▶ _The problem_:
List all lines of the data containing the word "under".

Data entries
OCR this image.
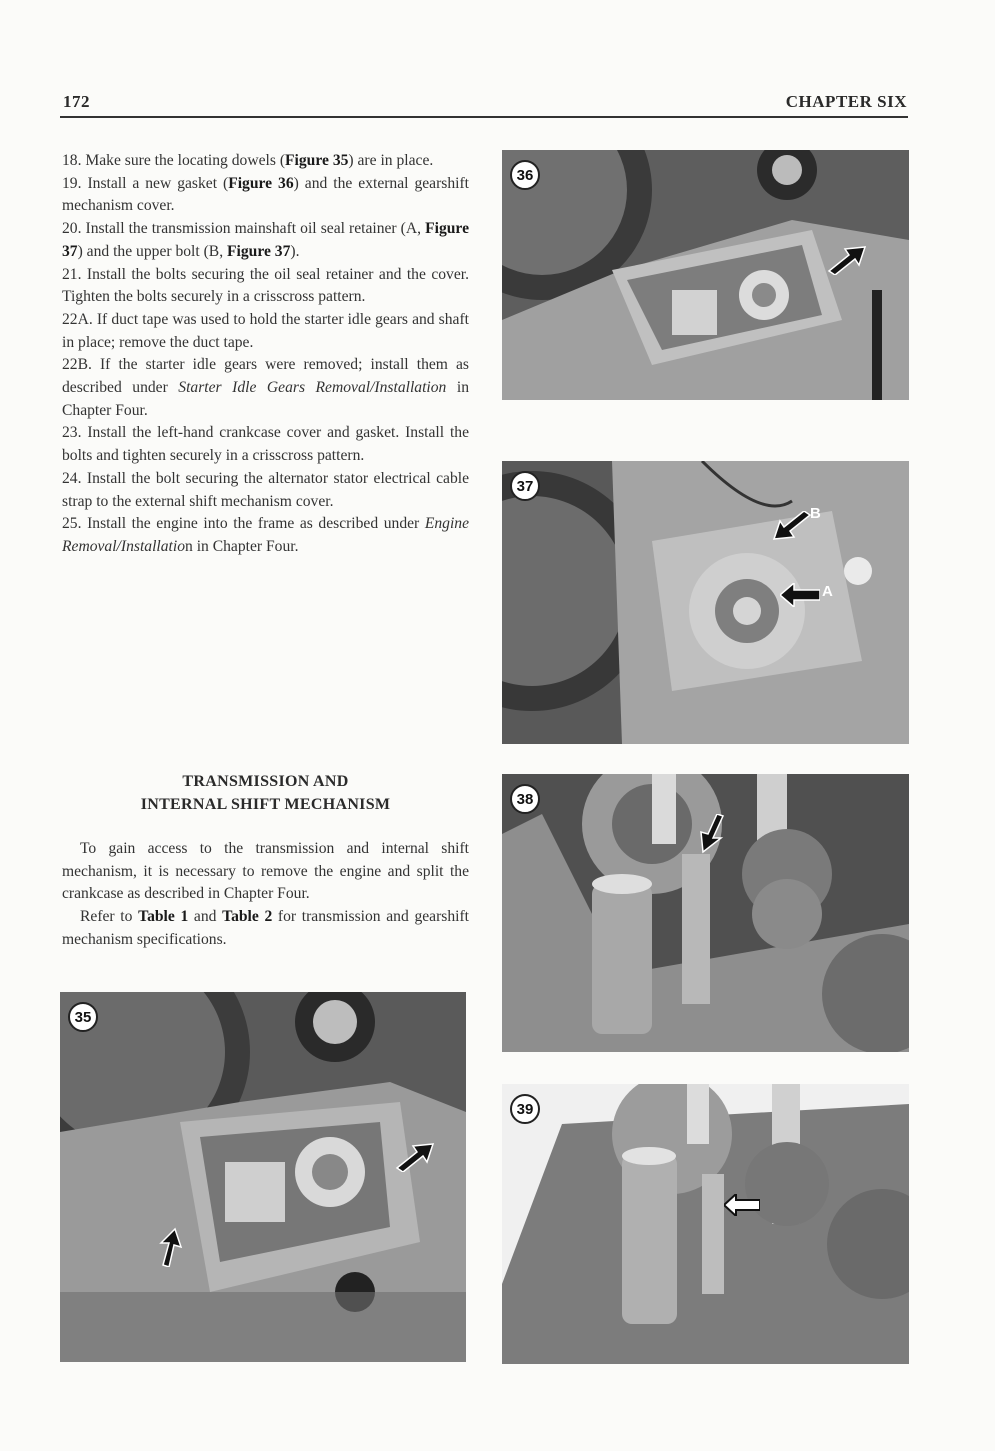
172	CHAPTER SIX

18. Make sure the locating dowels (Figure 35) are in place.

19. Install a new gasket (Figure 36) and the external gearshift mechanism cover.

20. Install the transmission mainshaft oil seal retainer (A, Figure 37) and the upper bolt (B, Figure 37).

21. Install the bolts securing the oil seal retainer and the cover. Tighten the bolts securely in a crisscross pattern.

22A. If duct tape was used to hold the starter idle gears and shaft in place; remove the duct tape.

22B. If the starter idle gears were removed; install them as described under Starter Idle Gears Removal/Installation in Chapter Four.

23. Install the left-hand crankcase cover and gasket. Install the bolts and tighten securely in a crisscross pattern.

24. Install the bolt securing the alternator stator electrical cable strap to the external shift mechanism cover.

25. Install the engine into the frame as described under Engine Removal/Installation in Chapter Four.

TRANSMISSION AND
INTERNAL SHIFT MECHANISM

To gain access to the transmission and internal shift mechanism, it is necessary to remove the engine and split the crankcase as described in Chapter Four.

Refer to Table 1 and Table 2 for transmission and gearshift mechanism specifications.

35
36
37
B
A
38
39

...

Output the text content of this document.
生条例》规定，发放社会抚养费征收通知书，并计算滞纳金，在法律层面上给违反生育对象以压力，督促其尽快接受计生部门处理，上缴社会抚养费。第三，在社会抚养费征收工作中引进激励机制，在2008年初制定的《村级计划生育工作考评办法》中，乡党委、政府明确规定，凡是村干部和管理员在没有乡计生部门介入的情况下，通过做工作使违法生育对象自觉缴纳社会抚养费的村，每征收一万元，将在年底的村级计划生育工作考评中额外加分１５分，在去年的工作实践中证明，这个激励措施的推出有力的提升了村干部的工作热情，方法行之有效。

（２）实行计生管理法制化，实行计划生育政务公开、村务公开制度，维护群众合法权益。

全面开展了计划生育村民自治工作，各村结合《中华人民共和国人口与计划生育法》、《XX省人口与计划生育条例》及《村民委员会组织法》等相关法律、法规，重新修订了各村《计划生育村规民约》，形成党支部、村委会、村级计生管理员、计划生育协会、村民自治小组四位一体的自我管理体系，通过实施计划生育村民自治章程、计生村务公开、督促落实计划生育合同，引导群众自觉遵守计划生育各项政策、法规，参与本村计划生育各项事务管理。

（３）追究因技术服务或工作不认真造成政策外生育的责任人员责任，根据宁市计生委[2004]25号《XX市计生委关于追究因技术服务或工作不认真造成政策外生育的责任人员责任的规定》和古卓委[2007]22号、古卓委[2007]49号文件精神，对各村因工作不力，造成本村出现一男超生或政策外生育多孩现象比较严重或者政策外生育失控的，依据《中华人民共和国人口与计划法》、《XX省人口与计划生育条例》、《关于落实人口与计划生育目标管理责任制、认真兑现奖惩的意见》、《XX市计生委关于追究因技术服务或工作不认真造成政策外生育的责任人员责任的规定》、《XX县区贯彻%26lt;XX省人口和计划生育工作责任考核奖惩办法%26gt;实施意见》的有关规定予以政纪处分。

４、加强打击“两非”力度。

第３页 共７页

==

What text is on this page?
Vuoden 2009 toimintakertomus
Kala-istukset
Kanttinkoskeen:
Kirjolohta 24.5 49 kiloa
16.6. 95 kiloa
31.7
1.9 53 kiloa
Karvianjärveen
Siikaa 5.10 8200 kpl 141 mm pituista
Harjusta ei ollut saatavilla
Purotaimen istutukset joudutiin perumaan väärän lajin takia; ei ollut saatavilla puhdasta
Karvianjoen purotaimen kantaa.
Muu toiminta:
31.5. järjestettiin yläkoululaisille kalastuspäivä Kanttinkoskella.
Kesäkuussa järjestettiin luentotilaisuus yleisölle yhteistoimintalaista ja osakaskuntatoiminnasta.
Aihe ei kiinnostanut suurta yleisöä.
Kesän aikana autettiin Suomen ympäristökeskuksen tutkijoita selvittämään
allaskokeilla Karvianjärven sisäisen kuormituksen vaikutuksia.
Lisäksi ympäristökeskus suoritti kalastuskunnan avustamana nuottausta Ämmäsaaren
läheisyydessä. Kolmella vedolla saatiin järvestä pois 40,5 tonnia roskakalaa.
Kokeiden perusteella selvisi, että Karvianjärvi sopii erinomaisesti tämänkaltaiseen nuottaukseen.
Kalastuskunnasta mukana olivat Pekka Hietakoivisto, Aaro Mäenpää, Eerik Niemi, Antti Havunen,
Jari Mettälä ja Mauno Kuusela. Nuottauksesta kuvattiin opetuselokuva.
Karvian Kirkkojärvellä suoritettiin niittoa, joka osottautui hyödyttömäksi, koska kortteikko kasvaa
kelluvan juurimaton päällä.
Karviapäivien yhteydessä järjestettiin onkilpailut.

▶ _Result of this exercise_:
22B. If the starter idle gears were removed; install them as described under Starter Idle Gears Removal/Installation in Chapter Four.
25. Install the engine into the frame as described under Engine Removal/Installation in Chapter Four.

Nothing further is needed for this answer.